- ИСХОДНЫЙ ТЕКСТ
16 сентября (4 сентября). День. Вчера новое стихотворение было готово и начисто переписано. Я очень этому рад; стихи порядочные; за все лето мне почти ничего не удавалось, а теперь и сам не понимаю, откуда взялось вдохновение. Сегодня я окончил еще два стихотворения: «Благословляй меня» и «Научи меня, Боже, любить», уже давно начатые, с которыми я никак не мог сладить. Я чувствую себя в надлежащем настроении, чтобы писать стихи, и это меня удивляет: обыкновенно я в эту пору, т. е. осенью, переставал писать, а теперь только начинаю.
17 сентября (5 сентября). Четверг. Утро. Записал оба сегодня оконченных стихотворения. Около 5-ти отправился гулять пешком. Стоял ясный, солнечный, но холодный день. Я вышел в поле, на берег Славянки, по направлению к Царской Славянке; Зайчик бежал со мной. Мне пришло в голову из своей задуманной поэмы сделать историческую повесть. Я боюсь, что большое драматическое произведение, сочинение мне не под силу и что оно легче удастся в прозе. Но мне жалко расставаться с мыслью о поэме. Мне тут же стали мерещиться диалоги между Никодимом и кем-нибудь другим, сцены в доме Пилата и т. д. Я даже начал сочинять стихи, первые стихи. Потом, когда я уже прошел мимо Царской Славянки, повернул налево, спустился в овраг и перебрался на правый берег Славянки, напросились в голову другие стихи, о Смердях, о старом доме, о шатких ступенях крылечка, о низеньких темных сенях, о светлой, уютной комнатке. Я вернулся домой к 7-ми часам.
25 сентября (13 сентября). Утро. Написал Чайковскому. Он обратился ко мне с просьбой исходатайствовать ему разрешение посвятить Государыне 12 недавно сочиненных им романсов. Он кончил свою новую, и, как он говорит, свою лучшую и последнюю оперу «Чародейку», и зимой будет оркестрировать ее. Ему бы хотелось посвятить эту оперу Государю и он просит меня помочь ему в этом. Это поручение мне очень приятно. Я послал Чайковскому свой сборник. Может быть, он что-нибудь из него положит на музыку.

- НАБОР ЗАДАНИЙ
• 1. Верны ли по отрывку из дневника утверждения (а), (б) и (в)? На каждое ответьте «да» или «нет» и приведите точную цитату, которая это решает.
(а) Осенью автор обычно начинал писать стихи.
(б) В день прогулки на берег Славянки было ясно, но холодно.
(в) Чайковский называет «Чародейку» своей лучшей и последней оперой.
• 2. Какие два стихотворения автор закончил 16 сентября, судя по отрывку из дневника?
• 3. Продолжите отрывок из дневника следующей записью после той, что датирована 25 сентября.

- ИСХОДНЫЙ МАТЕРИАЛ
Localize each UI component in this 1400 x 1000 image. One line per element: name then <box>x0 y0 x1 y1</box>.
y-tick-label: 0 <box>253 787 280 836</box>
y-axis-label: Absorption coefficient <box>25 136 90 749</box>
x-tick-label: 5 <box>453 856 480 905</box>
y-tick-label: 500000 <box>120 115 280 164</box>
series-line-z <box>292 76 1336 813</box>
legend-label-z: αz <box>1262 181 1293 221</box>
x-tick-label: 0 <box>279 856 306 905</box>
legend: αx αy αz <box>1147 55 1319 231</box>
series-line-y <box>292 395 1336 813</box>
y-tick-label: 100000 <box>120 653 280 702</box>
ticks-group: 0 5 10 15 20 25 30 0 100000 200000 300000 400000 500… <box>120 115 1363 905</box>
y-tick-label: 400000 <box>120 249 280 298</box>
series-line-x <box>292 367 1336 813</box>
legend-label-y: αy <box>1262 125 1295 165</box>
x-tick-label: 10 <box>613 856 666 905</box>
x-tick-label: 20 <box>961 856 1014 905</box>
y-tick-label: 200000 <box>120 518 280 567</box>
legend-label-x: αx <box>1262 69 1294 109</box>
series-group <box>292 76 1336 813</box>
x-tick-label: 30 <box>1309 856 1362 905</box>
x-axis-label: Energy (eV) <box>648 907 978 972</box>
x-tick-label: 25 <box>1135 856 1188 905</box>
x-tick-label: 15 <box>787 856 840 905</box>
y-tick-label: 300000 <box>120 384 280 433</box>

- ГОТОВЫЕ РЕШЕНИЯ
• 1.
(а) Нет: «обыкновенно я в эту пору, т. е. осенью, переставал писать, а теперь только начинаю».
(б) Да: «Стоял ясный, солнечный, но холодный день».
(в) Да: «Он кончил свою новую, и, как он говорит, свою лучшую и последнюю оперу «Чародейку»».

• 2. «Благословляй меня» и «Научи меня, Боже, любить».

• 3.
26 сентября (14 сентября). Утро. Палтолику очень понравилось стихотворение «Жизнь пережить - не поле перейти». Он именно оценил мысль, что женщина, слабая, усталая, легко утомляется от одной прогулки по полю; а потом, испытанная горестями и невзгодами жизни, становится сильнее и бодрее всякого мужчины.
Вечер. Мнение Палтолика мне очень дорого: он умеет ценить стихи и относится к ним весьма строго. Все современные стихотворцы, даже Апухтин и Граф Голенищев-Кутузов, не заслуживают его одобрения. Поэтому мне было особенно лестно, что мое стихотворение привлекло его внимание.Ребеночка я сегодня видел только сонного. Вава рассказывала, что утром он был очень весел, и сама была очень в духе. Маленький начинает обращать внимание на разные предметы. Калинушкин приходил печку топить; мальчик смотрел в его сторону и прислушивался к шуму; Калинушкин сказал ему: «Ваше Высочество! приходите, помогайте мне печку топить!» Этот Калинушкин прелестный человек - в нем я не ошибся, мое чутье меня не обмануло. Он понятлив, ловок, услужлив и всегда весел. Все его любят. Не я один замечал, что в лице у него есть что-то детски-добродушное. Я люблю его как родного, а он очень привязался к моему первенцу. Счастлив мой маленький, все-то его любят, он окружен самыми нежными, ласковыми заботами. На детской так хорошо! Вава - ну уж лучше ее няньки не найти. Помощница ее - Анна Александровна Беляева - милая, тихая, кроткая. Кормилица тоже хорошая женщина, трудолюбивая, всякое поручение исполнит охотно.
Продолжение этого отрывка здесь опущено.